- EXERCISE INSTRUCTIONS -
Look through the data below and return each line where "Hair" appears.

******

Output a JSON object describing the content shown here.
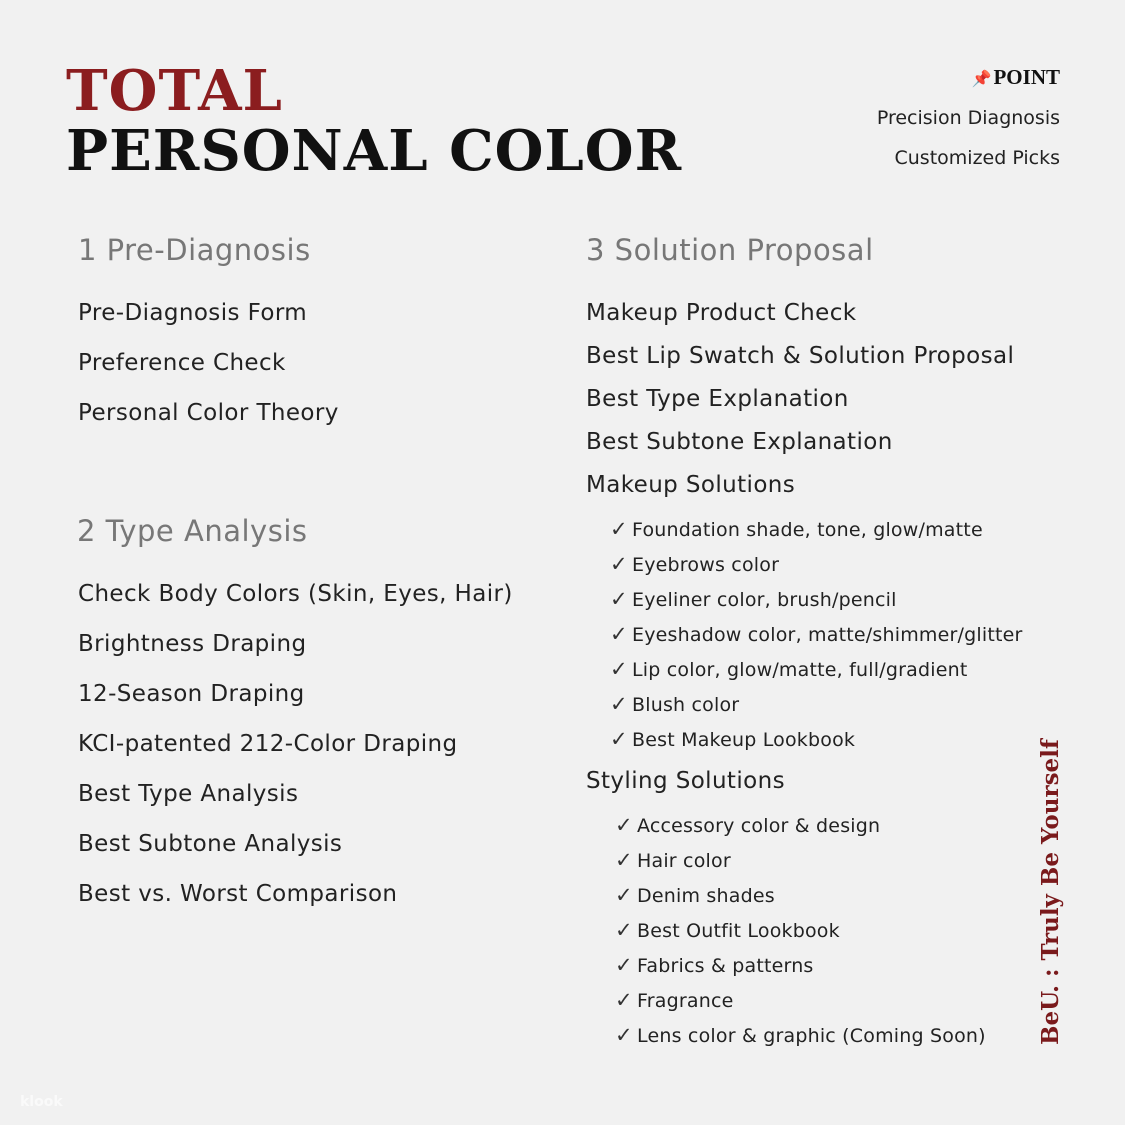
{
  "title": {
    "line1": "TOTAL",
    "line2": "PERSONAL COLOR"
  },
  "point": {
    "label": "POINT",
    "icon": "pushpin-icon",
    "lines": [
      "Precision Diagnosis",
      "Customized Picks"
    ]
  },
  "sections": {
    "pre_diagnosis": {
      "heading": "1 Pre-Diagnosis",
      "items": [
        "Pre-Diagnosis Form",
        "Preference Check",
        "Personal Color Theory"
      ]
    },
    "type_analysis": {
      "heading": "2 Type Analysis",
      "items": [
        "Check Body Colors (Skin, Eyes, Hair)",
        "Brightness Draping",
        "12-Season Draping",
        "KCI-patented 212-Color Draping",
        "Best Type Analysis",
        "Best Subtone Analysis",
        "Best vs. Worst Comparison"
      ]
    },
    "solution": {
      "heading": "3 Solution Proposal",
      "items": [
        "Makeup Product Check",
        "Best Lip Swatch & Solution Proposal",
        "Best Type Explanation",
        "Best Subtone Explanation",
        "Makeup Solutions"
      ],
      "makeup_checks": [
        "Foundation shade, tone, glow/matte",
        "Eyebrows color",
        "Eyeliner color, brush/pencil",
        "Eyeshadow color, matte/shimmer/glitter",
        "Lip color, glow/matte, full/gradient",
        "Blush color",
        "Best Makeup Lookbook"
      ],
      "styling_heading": "Styling Solutions",
      "styling_checks": [
        "Accessory color & design",
        "Hair color",
        "Denim shades",
        "Best Outfit Lookbook",
        "Fabrics & patterns",
        "Fragrance",
        "Lens color & graphic (Coming Soon)"
      ]
    }
  },
  "tagline": "BeU. : Truly Be Yourself",
  "watermark": "klook",
  "colors": {
    "accent": "#8b1d1f",
    "background": "#f1f1f1",
    "heading": "#777777"
  }
}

******

- CORRECT ANSWER -
        "Check Body Colors (Skin, Eyes, Hair)",
        "Hair color",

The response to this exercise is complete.